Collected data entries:
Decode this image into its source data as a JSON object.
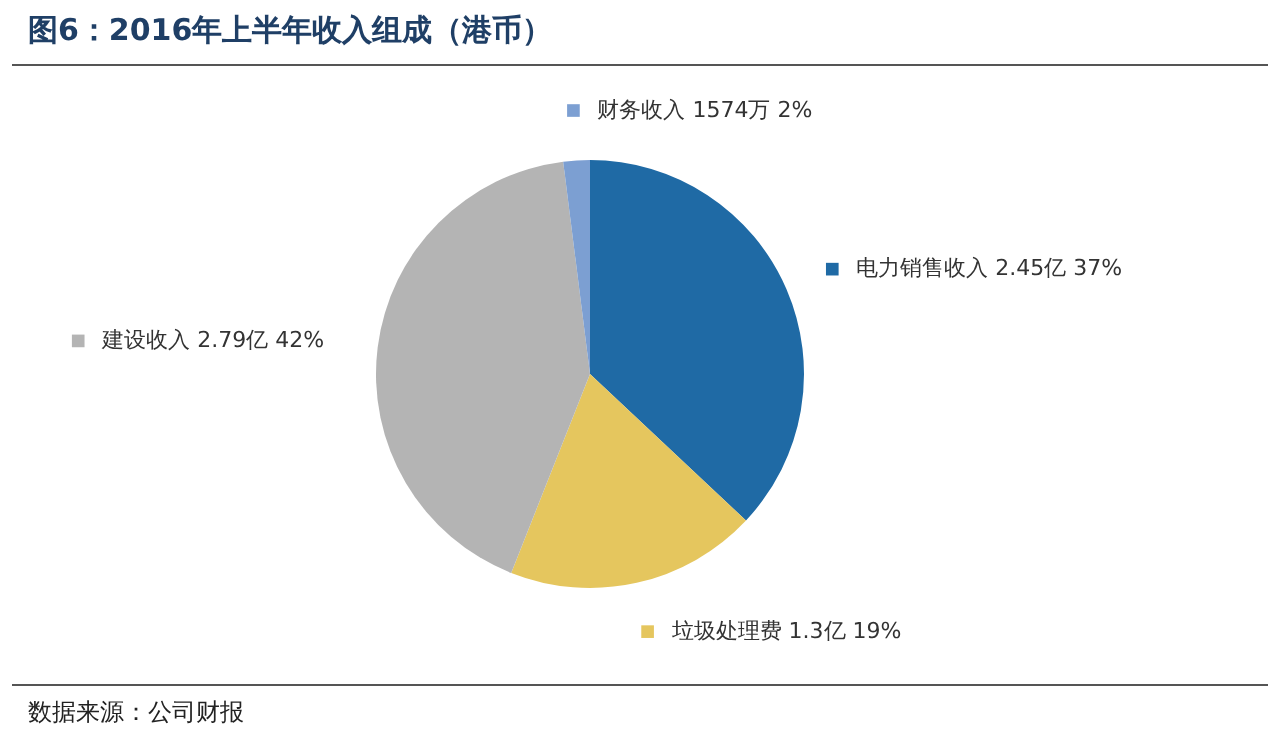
{
  "chart_data": {
    "type": "pie",
    "title": "图6：2016年上半年收入组成（港币）",
    "categories": [
      "电力销售收入 2.45亿",
      "垃圾处理费 1.3亿",
      "建设收入 2.79亿",
      "财务收入 1574万"
    ],
    "values": [
      37,
      19,
      42,
      2
    ],
    "value_labels": [
      "37%",
      "19%",
      "42%",
      "2%"
    ],
    "colors": [
      "#1f6aa5",
      "#e5c65e",
      "#b4b4b4",
      "#7c9fd2"
    ],
    "legend": "right",
    "annotations": [
      "数据来源：公司财报"
    ]
  }
}
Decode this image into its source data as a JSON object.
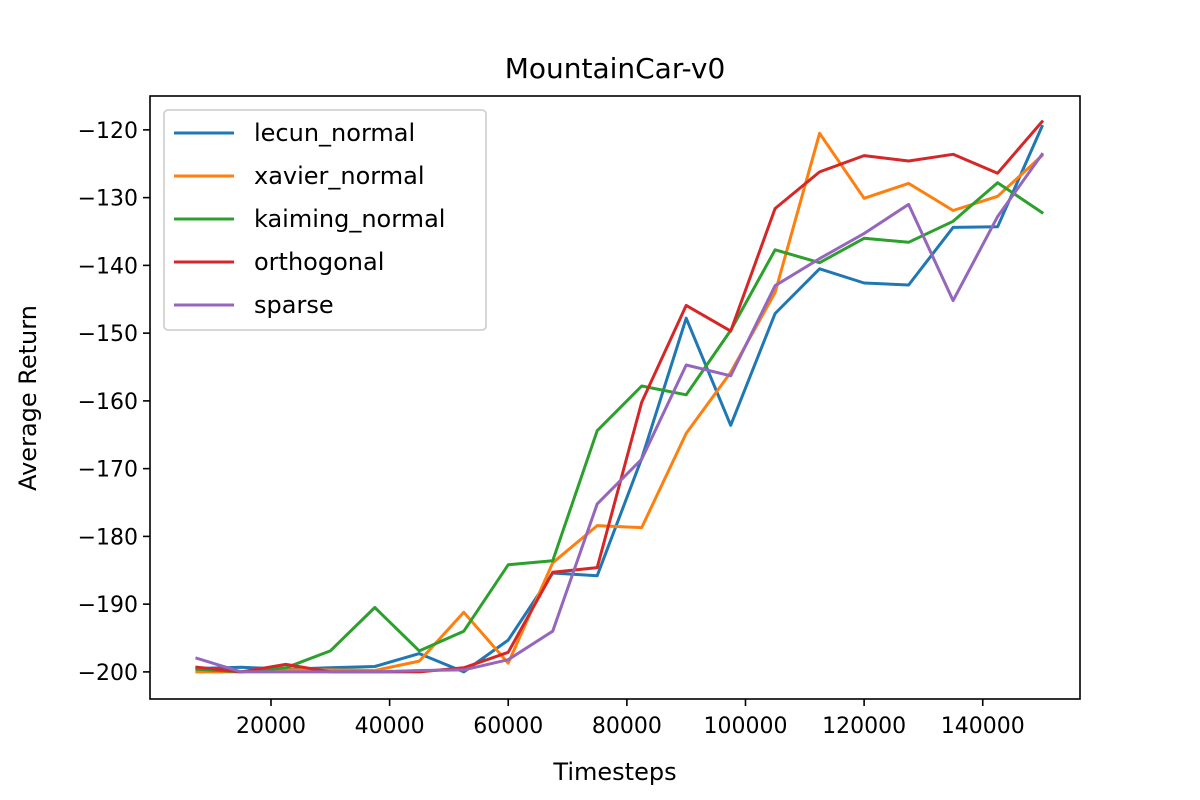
{
  "chart_data": {
    "type": "line",
    "title": "MountainCar-v0",
    "xlabel": "Timesteps",
    "ylabel": "Average Return",
    "xlim": [
      -400,
      156400
    ],
    "ylim": [
      -204,
      -115
    ],
    "xticks": [
      20000,
      40000,
      60000,
      80000,
      100000,
      120000,
      140000
    ],
    "yticks": [
      -120,
      -130,
      -140,
      -150,
      -160,
      -170,
      -180,
      -190,
      -200
    ],
    "grid": false,
    "legend_position": "top-left",
    "x": [
      7500,
      15000,
      22500,
      30000,
      37500,
      45000,
      52500,
      60000,
      67500,
      75000,
      82500,
      90000,
      97500,
      105000,
      112500,
      120000,
      127500,
      135000,
      142500,
      150000
    ],
    "series": [
      {
        "name": "lecun_normal",
        "color": "#1f77b4",
        "values": [
          -199.5,
          -199.3,
          -199.6,
          -199.4,
          -199.2,
          -197.3,
          -200.0,
          -195.3,
          -185.4,
          -185.8,
          -168.5,
          -147.8,
          -163.6,
          -147.1,
          -140.5,
          -142.6,
          -142.9,
          -134.4,
          -134.3,
          -119.5
        ]
      },
      {
        "name": "xavier_normal",
        "color": "#ff7f0e",
        "values": [
          -200.0,
          -200.0,
          -199.7,
          -199.7,
          -199.8,
          -198.4,
          -191.2,
          -198.7,
          -183.9,
          -178.4,
          -178.7,
          -164.8,
          -155.8,
          -144.0,
          -120.5,
          -130.1,
          -127.9,
          -131.9,
          -129.8,
          -123.8
        ]
      },
      {
        "name": "kaiming_normal",
        "color": "#2ca02c",
        "values": [
          -199.6,
          -200.0,
          -199.4,
          -196.9,
          -190.5,
          -196.9,
          -194.0,
          -184.2,
          -183.6,
          -164.4,
          -157.8,
          -159.1,
          -149.6,
          -137.7,
          -139.6,
          -136.0,
          -136.6,
          -133.5,
          -127.8,
          -132.2
        ]
      },
      {
        "name": "orthogonal",
        "color": "#d62728",
        "values": [
          -199.3,
          -200.0,
          -198.9,
          -200.0,
          -200.0,
          -200.0,
          -199.4,
          -197.1,
          -185.3,
          -184.6,
          -160.2,
          -145.9,
          -149.7,
          -131.6,
          -126.2,
          -123.8,
          -124.6,
          -123.6,
          -126.4,
          -118.8
        ]
      },
      {
        "name": "sparse",
        "color": "#9467bd",
        "values": [
          -198.0,
          -200.0,
          -200.0,
          -200.0,
          -200.0,
          -199.8,
          -199.7,
          -198.2,
          -194.0,
          -175.2,
          -168.6,
          -154.7,
          -156.3,
          -143.0,
          -139.0,
          -135.3,
          -131.0,
          -145.2,
          -132.8,
          -123.6
        ]
      }
    ]
  }
}
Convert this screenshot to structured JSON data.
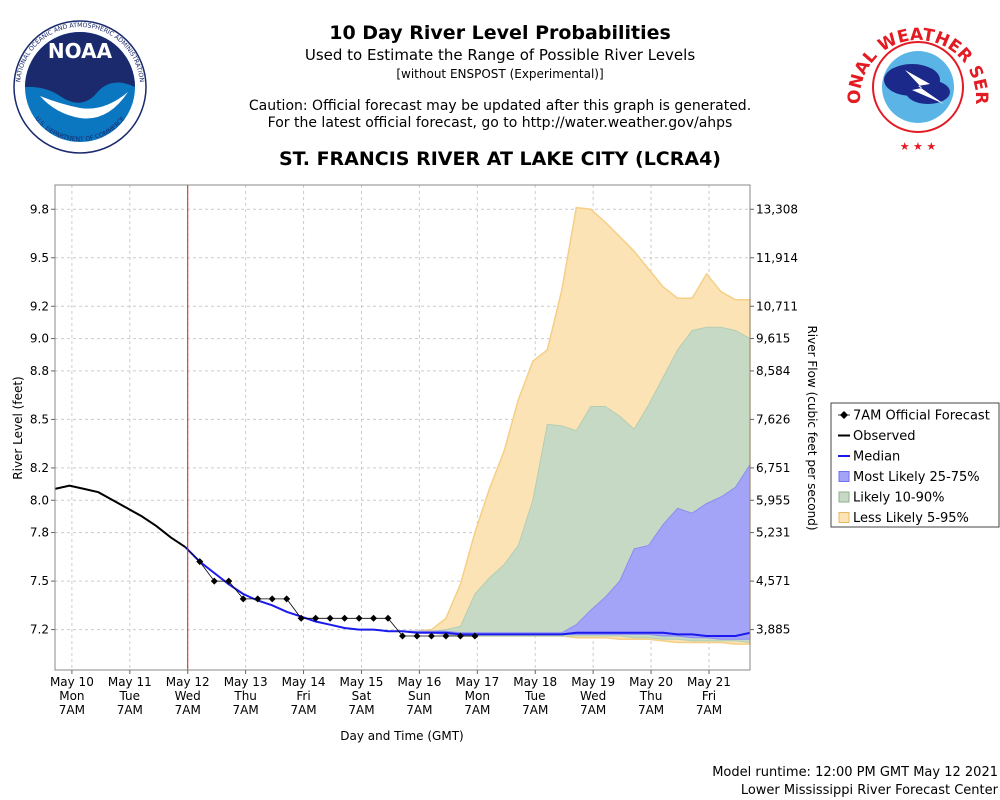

TASK GOAL » Every record must be copied exactly, with images dropped from the result.

CORRECT RESULT »
Decode this image into its source data as a JSON object.
{
  "chart_data": {
    "type": "pie",
    "title": "图6：2016年上半年收入组成（港币）",
    "categories": [
      "电力销售收入 2.45亿",
      "垃圾处理费 1.3亿",
      "建设收入 2.79亿",
      "财务收入 1574万"
    ],
    "values": [
      37,
      19,
      42,
      2
    ],
    "value_labels": [
      "37%",
      "19%",
      "42%",
      "2%"
    ],
    "colors": [
      "#1f6aa5",
      "#e5c65e",
      "#b4b4b4",
      "#7c9fd2"
    ],
    "legend": "right",
    "annotations": [
      "数据来源：公司财报"
    ]
  }
}
Decode this image into its source data as a JSON object.
{
  "chart_data": {
    "type": "line",
    "title": "MountainCar-v0",
    "xlabel": "Timesteps",
    "ylabel": "Average Return",
    "xlim": [
      -400,
      156400
    ],
    "ylim": [
      -204,
      -115
    ],
    "xticks": [
      20000,
      40000,
      60000,
      80000,
      100000,
      120000,
      140000
    ],
    "yticks": [
      -120,
      -130,
      -140,
      -150,
      -160,
      -170,
      -180,
      -190,
      -200
    ],
    "grid": false,
    "legend_position": "top-left",
    "x": [
      7500,
      15000,
      22500,
      30000,
      37500,
      45000,
      52500,
      60000,
      67500,
      75000,
      82500,
      90000,
      97500,
      105000,
      112500,
      120000,
      127500,
      135000,
      142500,
      150000
    ],
    "series": [
      {
        "name": "lecun_normal",
        "color": "#1f77b4",
        "values": [
          -199.5,
          -199.3,
          -199.6,
          -199.4,
          -199.2,
          -197.3,
          -200.0,
          -195.3,
          -185.4,
          -185.8,
          -168.5,
          -147.8,
          -163.6,
          -147.1,
          -140.5,
          -142.6,
          -142.9,
          -134.4,
          -134.3,
          -119.5
        ]
      },
      {
        "name": "xavier_normal",
        "color": "#ff7f0e",
        "values": [
          -200.0,
          -200.0,
          -199.7,
          -199.7,
          -199.8,
          -198.4,
          -191.2,
          -198.7,
          -183.9,
          -178.4,
          -178.7,
          -164.8,
          -155.8,
          -144.0,
          -120.5,
          -130.1,
          -127.9,
          -131.9,
          -129.8,
          -123.8
        ]
      },
      {
        "name": "kaiming_normal",
        "color": "#2ca02c",
        "values": [
          -199.6,
          -200.0,
          -199.4,
          -196.9,
          -190.5,
          -196.9,
          -194.0,
          -184.2,
          -183.6,
          -164.4,
          -157.8,
          -159.1,
          -149.6,
          -137.7,
          -139.6,
          -136.0,
          -136.6,
          -133.5,
          -127.8,
          -132.2
        ]
      },
      {
        "name": "orthogonal",
        "color": "#d62728",
        "values": [
          -199.3,
          -200.0,
          -198.9,
          -200.0,
          -200.0,
          -200.0,
          -199.4,
          -197.1,
          -185.3,
          -184.6,
          -160.2,
          -145.9,
          -149.7,
          -131.6,
          -126.2,
          -123.8,
          -124.6,
          -123.6,
          -126.4,
          -118.8
        ]
      },
      {
        "name": "sparse",
        "color": "#9467bd",
        "values": [
          -198.0,
          -200.0,
          -200.0,
          -200.0,
          -200.0,
          -199.8,
          -199.7,
          -198.2,
          -194.0,
          -175.2,
          -168.6,
          -154.7,
          -156.3,
          -143.0,
          -139.0,
          -135.3,
          -131.0,
          -145.2,
          -132.8,
          -123.6
        ]
      }
    ]
  }
}
Convert this screenshot to structured JSON data.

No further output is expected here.